Where the word "资源分配" occurs in a line, return that line.

+++

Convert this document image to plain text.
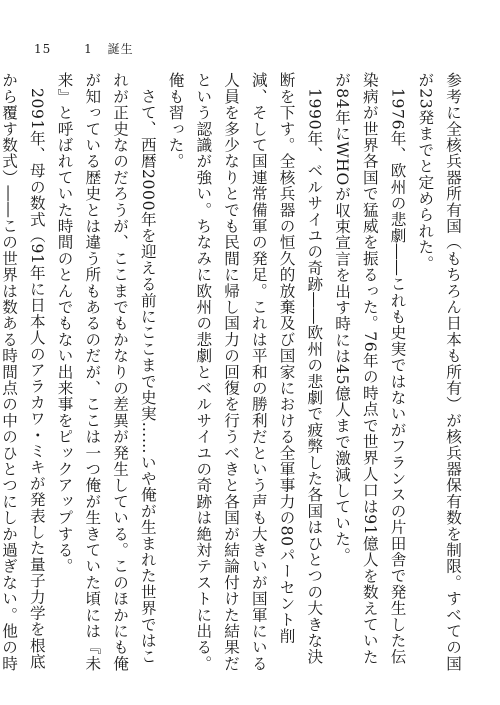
15	1 誕生

参考に全核兵器所有国（もちろん日本も所有）が核兵器保有数を制限。すべての国が23発までと定められた。

1976年、欧州の悲劇――これも史実ではないがフランスの片田舎で発生した伝染病が世界各国で猛威を振るった。76年の時点で世界人口は91億人を数えていたが84年にWHOが収束宣言を出す時には45億人まで激減していた。

1990年、ベルサイユの奇跡――欧州の悲劇で疲弊した各国はひとつの大きな決断を下す。全核兵器の恒久的放棄及び国家における全軍事力の80パーセント削減、そして国連常備軍の発足。これは平和の勝利だという声も大きいが国軍にいる人員を多少なりとでも民間に帰し国力の回復を行うべきと各国が結論付けた結果だという認識が強い。ちなみに欧州の悲劇とベルサイユの奇跡は絶対テストに出る。俺も習った。

さて、西暦2000年を迎える前にここまで史実……いや俺が生まれた世界ではこれが正史なのだろうが、ここまでもかなりの差異が発生している。このほかにも俺が知っている歴史とは違う所もあるのだが、ここは一つ俺が生きていた頃には『未来』と呼ばれていた時間のとんでもない出来事をピックアップする。

2091年、母の数式（91年に日本人のアラカワ・ミキが発表した量子力学を根底から覆す数式）――この世界は数ある時間点の中のひとつにしか過ぎない。他の時
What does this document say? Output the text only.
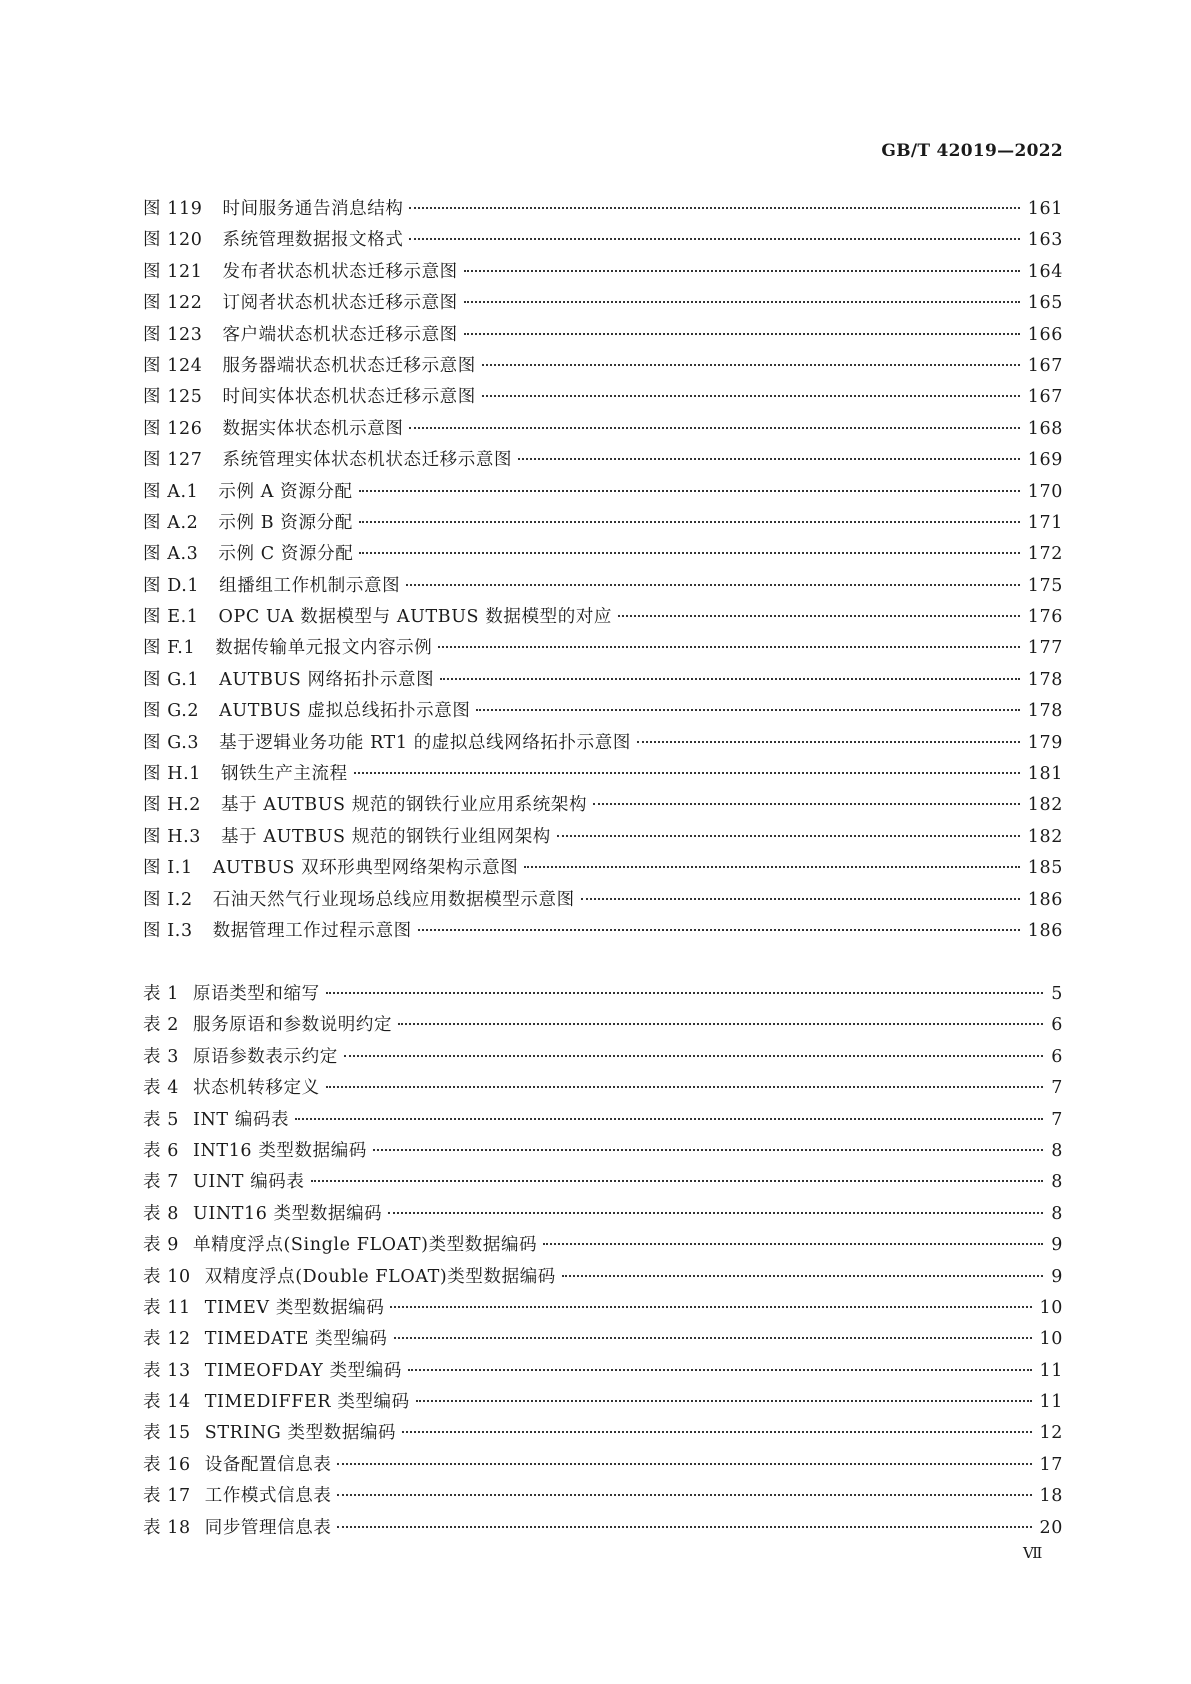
GB/T 42019—2022
图 119	时间服务通告消息结构	161
图 120	系统管理数据报文格式	163
图 121	发布者状态机状态迁移示意图	164
图 122	订阅者状态机状态迁移示意图	165
图 123	客户端状态机状态迁移示意图	166
图 124	服务器端状态机状态迁移示意图	167
图 125	时间实体状态机状态迁移示意图	167
图 126	数据实体状态机示意图	168
图 127	系统管理实体状态机状态迁移示意图	169
图 A.1	示例 A 资源分配	170
图 A.2	示例 B 资源分配	171
图 A.3	示例 C 资源分配	172
图 D.1	组播组工作机制示意图	175
图 E.1	OPC UA 数据模型与 AUTBUS 数据模型的对应	176
图 F.1	数据传输单元报文内容示例	177
图 G.1	AUTBUS 网络拓扑示意图	178
图 G.2	AUTBUS 虚拟总线拓扑示意图	178
图 G.3	基于逻辑业务功能 RT1 的虚拟总线网络拓扑示意图	179
图 H.1	钢铁生产主流程	181
图 H.2	基于 AUTBUS 规范的钢铁行业应用系统架构	182
图 H.3	基于 AUTBUS 规范的钢铁行业组网架构	182
图 I.1	AUTBUS 双环形典型网络架构示意图	185
图 I.2	石油天然气行业现场总线应用数据模型示意图	186
图 I.3	数据管理工作过程示意图	186
表 1 原语类型和缩写	5
表 2 服务原语和参数说明约定	6
表 3 原语参数表示约定	6
表 4 状态机转移定义	7
表 5 INT 编码表	7
表 6 INT16 类型数据编码	8
表 7 UINT 编码表	8
表 8 UINT16 类型数据编码	8
表 9 单精度浮点(Single FLOAT)类型数据编码	9
表 10 双精度浮点(Double FLOAT)类型数据编码	9
表 11 TIMEV 类型数据编码	10
表 12 TIMEDATE 类型编码	10
表 13 TIMEOFDAY 类型编码	11
表 14 TIMEDIFFER 类型编码	11
表 15 STRING 类型数据编码	12
表 16 设备配置信息表	17
表 17 工作模式信息表	18
表 18 同步管理信息表	20
Ⅶ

+++

> Response to this exercise:
图 A.1	示例 A 资源分配	170
图 A.2	示例 B 资源分配	171
图 A.3	示例 C 资源分配	172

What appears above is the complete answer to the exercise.